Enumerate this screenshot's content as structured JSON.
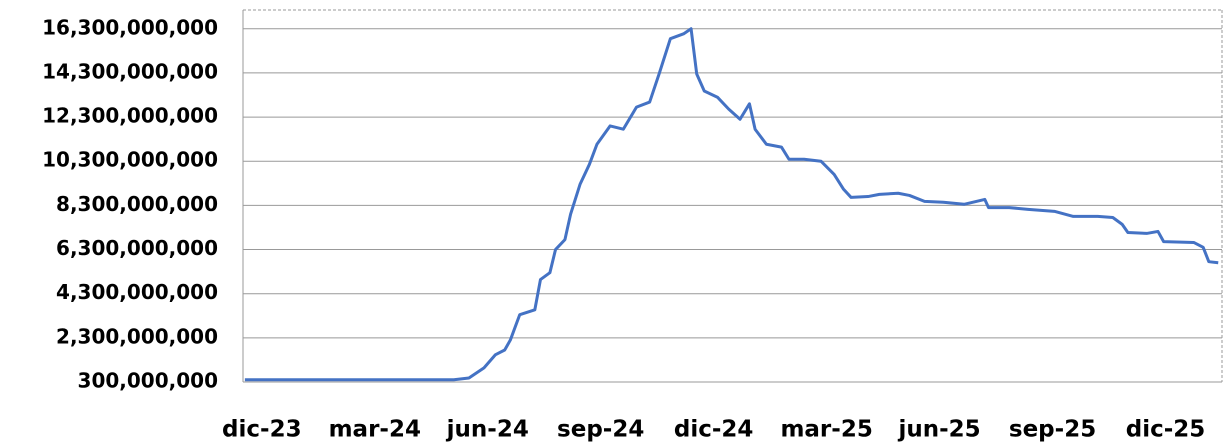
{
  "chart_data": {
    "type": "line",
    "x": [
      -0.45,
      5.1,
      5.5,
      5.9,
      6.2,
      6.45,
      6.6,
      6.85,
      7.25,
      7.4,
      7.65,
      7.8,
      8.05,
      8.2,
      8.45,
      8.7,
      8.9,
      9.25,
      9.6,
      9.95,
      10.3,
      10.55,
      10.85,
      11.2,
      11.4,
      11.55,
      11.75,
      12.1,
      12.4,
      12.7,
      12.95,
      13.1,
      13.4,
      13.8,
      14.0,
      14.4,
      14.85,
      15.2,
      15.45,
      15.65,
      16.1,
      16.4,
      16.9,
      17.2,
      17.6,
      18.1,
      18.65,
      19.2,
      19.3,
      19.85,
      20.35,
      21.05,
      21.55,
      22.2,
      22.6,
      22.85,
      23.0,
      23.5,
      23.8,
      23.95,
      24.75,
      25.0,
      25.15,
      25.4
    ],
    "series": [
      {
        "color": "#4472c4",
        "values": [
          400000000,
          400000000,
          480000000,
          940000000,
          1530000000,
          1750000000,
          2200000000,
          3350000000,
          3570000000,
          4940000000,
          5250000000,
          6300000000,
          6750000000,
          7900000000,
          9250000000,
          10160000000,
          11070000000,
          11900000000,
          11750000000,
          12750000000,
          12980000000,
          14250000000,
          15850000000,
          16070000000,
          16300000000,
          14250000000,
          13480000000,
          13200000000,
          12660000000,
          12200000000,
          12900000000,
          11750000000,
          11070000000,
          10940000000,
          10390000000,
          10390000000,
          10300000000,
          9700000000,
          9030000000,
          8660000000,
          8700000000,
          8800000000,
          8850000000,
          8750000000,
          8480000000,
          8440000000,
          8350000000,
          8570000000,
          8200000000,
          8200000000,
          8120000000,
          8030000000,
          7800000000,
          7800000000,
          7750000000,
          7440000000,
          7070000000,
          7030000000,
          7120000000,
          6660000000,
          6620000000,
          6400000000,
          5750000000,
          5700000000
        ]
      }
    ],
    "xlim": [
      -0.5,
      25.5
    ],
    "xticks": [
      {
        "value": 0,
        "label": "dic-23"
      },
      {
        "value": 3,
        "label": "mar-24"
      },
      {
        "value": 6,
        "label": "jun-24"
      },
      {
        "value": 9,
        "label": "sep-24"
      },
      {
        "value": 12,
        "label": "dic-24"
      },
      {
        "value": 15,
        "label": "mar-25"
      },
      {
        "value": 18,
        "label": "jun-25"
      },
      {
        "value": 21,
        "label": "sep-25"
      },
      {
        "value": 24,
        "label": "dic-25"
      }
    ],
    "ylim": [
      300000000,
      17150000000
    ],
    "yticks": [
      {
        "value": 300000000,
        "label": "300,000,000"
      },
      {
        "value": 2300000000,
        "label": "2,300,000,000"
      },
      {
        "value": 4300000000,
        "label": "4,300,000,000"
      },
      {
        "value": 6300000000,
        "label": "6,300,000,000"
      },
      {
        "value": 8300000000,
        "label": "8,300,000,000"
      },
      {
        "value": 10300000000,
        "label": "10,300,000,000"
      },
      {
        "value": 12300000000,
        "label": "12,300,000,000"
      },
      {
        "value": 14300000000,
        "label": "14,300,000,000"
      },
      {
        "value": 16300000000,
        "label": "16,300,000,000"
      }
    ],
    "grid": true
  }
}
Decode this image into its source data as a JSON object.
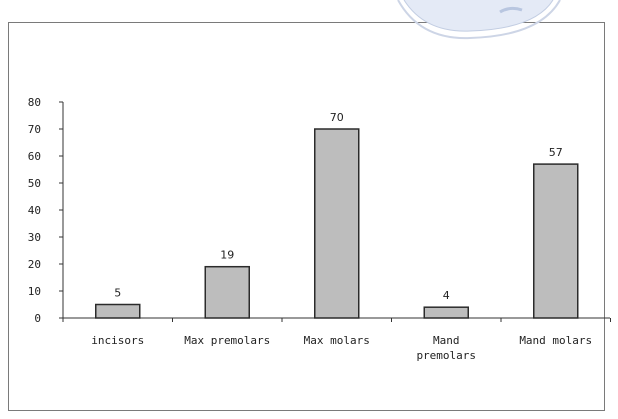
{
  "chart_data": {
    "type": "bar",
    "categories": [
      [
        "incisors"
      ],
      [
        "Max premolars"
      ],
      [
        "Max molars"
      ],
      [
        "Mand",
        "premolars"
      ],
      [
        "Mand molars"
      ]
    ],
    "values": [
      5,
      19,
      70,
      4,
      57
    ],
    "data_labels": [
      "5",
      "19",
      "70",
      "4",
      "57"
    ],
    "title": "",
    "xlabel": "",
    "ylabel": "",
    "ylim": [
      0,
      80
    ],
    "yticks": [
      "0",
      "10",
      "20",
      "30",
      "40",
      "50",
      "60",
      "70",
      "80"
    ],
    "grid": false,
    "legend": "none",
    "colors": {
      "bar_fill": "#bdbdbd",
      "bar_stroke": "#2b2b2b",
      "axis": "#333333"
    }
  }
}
════════════════
What you need to do —
All lines above containing the string "this" are to be collected.

Reply —
Enumerate this screenshot's content as structured JSON.
Decode this image into its source data as a JSON object.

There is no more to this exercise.